Can you print every record below exactly as written?

** START OF Recorded data **

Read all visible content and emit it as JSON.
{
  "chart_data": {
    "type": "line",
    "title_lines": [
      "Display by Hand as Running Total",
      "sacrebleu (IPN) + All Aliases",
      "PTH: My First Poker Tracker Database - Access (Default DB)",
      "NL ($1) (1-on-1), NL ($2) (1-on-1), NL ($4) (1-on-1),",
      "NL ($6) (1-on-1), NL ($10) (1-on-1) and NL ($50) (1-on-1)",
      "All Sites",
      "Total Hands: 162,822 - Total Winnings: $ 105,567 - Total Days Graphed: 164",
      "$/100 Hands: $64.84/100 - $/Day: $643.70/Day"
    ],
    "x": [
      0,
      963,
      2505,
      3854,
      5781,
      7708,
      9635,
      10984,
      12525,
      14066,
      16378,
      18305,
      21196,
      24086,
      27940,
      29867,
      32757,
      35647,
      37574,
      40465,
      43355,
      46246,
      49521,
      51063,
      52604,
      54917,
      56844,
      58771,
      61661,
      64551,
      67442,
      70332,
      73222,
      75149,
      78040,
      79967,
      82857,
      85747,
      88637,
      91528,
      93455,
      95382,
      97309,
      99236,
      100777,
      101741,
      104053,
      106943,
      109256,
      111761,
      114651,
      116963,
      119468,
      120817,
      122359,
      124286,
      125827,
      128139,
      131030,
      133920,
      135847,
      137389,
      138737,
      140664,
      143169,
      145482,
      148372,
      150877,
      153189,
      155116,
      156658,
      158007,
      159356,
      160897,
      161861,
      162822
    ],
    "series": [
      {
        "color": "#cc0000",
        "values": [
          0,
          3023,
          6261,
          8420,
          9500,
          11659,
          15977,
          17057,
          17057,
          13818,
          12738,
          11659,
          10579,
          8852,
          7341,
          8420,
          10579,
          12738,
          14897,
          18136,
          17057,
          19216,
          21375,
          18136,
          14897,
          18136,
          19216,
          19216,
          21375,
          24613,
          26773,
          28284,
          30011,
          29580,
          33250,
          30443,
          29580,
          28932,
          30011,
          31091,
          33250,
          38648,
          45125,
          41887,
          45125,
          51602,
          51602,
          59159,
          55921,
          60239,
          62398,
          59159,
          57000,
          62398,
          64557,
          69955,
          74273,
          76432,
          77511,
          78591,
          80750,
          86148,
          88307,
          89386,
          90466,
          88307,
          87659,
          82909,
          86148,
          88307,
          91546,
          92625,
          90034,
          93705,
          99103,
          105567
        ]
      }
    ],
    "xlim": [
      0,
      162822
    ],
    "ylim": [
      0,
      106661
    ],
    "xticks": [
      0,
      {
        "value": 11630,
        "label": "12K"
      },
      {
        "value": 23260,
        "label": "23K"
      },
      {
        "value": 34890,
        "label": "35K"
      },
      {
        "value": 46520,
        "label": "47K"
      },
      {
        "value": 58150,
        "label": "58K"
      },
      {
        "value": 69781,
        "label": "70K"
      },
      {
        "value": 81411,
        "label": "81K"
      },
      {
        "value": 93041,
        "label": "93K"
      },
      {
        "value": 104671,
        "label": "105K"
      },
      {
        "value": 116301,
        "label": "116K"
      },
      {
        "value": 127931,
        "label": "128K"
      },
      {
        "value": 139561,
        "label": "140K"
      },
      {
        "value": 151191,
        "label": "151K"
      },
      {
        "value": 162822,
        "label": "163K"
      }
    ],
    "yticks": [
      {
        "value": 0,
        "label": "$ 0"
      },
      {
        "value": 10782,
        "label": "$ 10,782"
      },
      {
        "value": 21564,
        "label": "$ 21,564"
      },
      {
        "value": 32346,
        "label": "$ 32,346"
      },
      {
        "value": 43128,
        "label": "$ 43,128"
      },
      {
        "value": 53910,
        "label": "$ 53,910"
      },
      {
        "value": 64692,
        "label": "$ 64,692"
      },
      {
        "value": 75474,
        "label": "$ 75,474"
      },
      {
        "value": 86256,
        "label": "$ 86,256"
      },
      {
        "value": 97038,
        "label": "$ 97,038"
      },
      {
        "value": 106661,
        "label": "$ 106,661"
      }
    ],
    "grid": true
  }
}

** END OF Recorded data **

Output >>
Read all visible content and emit it as JSON.
{
  "chart_data": {
    "type": "line",
    "title_lines": [
      "Display by Hand as Running Total",
      "sacrebleu (IPN) + All Aliases",
      "PTH: My First Poker Tracker Database - Access (Default DB)",
      "NL ($1) (1-on-1), NL ($2) (1-on-1), NL ($4) (1-on-1),",
      "NL ($6) (1-on-1), NL ($10) (1-on-1) and NL ($50) (1-on-1)",
      "All Sites",
      "Total Hands: 162,822 - Total Winnings: $ 105,567 - Total Days Graphed: 164",
      "$/100 Hands: $64.84/100 - $/Day: $643.70/Day"
    ],
    "x": [
      0,
      963,
      2505,
      3854,
      5781,
      7708,
      9635,
      10984,
      12525,
      14066,
      16378,
      18305,
      21196,
      24086,
      27940,
      29867,
      32757,
      35647,
      37574,
      40465,
      43355,
      46246,
      49521,
      51063,
      52604,
      54917,
      56844,
      58771,
      61661,
      64551,
      67442,
      70332,
      73222,
      75149,
      78040,
      79967,
      82857,
      85747,
      88637,
      91528,
      93455,
      95382,
      97309,
      99236,
      100777,
      101741,
      104053,
      106943,
      109256,
      111761,
      114651,
      116963,
      119468,
      120817,
      122359,
      124286,
      125827,
      128139,
      131030,
      133920,
      135847,
      137389,
      138737,
      140664,
      143169,
      145482,
      148372,
      150877,
      153189,
      155116,
      156658,
      158007,
      159356,
      160897,
      161861,
      162822
    ],
    "series": [
      {
        "color": "#cc0000",
        "values": [
          0,
          3023,
          6261,
          8420,
          9500,
          11659,
          15977,
          17057,
          17057,
          13818,
          12738,
          11659,
          10579,
          8852,
          7341,
          8420,
          10579,
          12738,
          14897,
          18136,
          17057,
          19216,
          21375,
          18136,
          14897,
          18136,
          19216,
          19216,
          21375,
          24613,
          26773,
          28284,
          30011,
          29580,
          33250,
          30443,
          29580,
          28932,
          30011,
          31091,
          33250,
          38648,
          45125,
          41887,
          45125,
          51602,
          51602,
          59159,
          55921,
          60239,
          62398,
          59159,
          57000,
          62398,
          64557,
          69955,
          74273,
          76432,
          77511,
          78591,
          80750,
          86148,
          88307,
          89386,
          90466,
          88307,
          87659,
          82909,
          86148,
          88307,
          91546,
          92625,
          90034,
          93705,
          99103,
          105567
        ]
      }
    ],
    "xlim": [
      0,
      162822
    ],
    "ylim": [
      0,
      106661
    ],
    "xticks": [
      0,
      {
        "value": 11630,
        "label": "12K"
      },
      {
        "value": 23260,
        "label": "23K"
      },
      {
        "value": 34890,
        "label": "35K"
      },
      {
        "value": 46520,
        "label": "47K"
      },
      {
        "value": 58150,
        "label": "58K"
      },
      {
        "value": 69781,
        "label": "70K"
      },
      {
        "value": 81411,
        "label": "81K"
      },
      {
        "value": 93041,
        "label": "93K"
      },
      {
        "value": 104671,
        "label": "105K"
      },
      {
        "value": 116301,
        "label": "116K"
      },
      {
        "value": 127931,
        "label": "128K"
      },
      {
        "value": 139561,
        "label": "140K"
      },
      {
        "value": 151191,
        "label": "151K"
      },
      {
        "value": 162822,
        "label": "163K"
      }
    ],
    "yticks": [
      {
        "value": 0,
        "label": "$ 0"
      },
      {
        "value": 10782,
        "label": "$ 10,782"
      },
      {
        "value": 21564,
        "label": "$ 21,564"
      },
      {
        "value": 32346,
        "label": "$ 32,346"
      },
      {
        "value": 43128,
        "label": "$ 43,128"
      },
      {
        "value": 53910,
        "label": "$ 53,910"
      },
      {
        "value": 64692,
        "label": "$ 64,692"
      },
      {
        "value": 75474,
        "label": "$ 75,474"
      },
      {
        "value": 86256,
        "label": "$ 86,256"
      },
      {
        "value": 97038,
        "label": "$ 97,038"
      },
      {
        "value": 106661,
        "label": "$ 106,661"
      }
    ],
    "grid": true
  }
}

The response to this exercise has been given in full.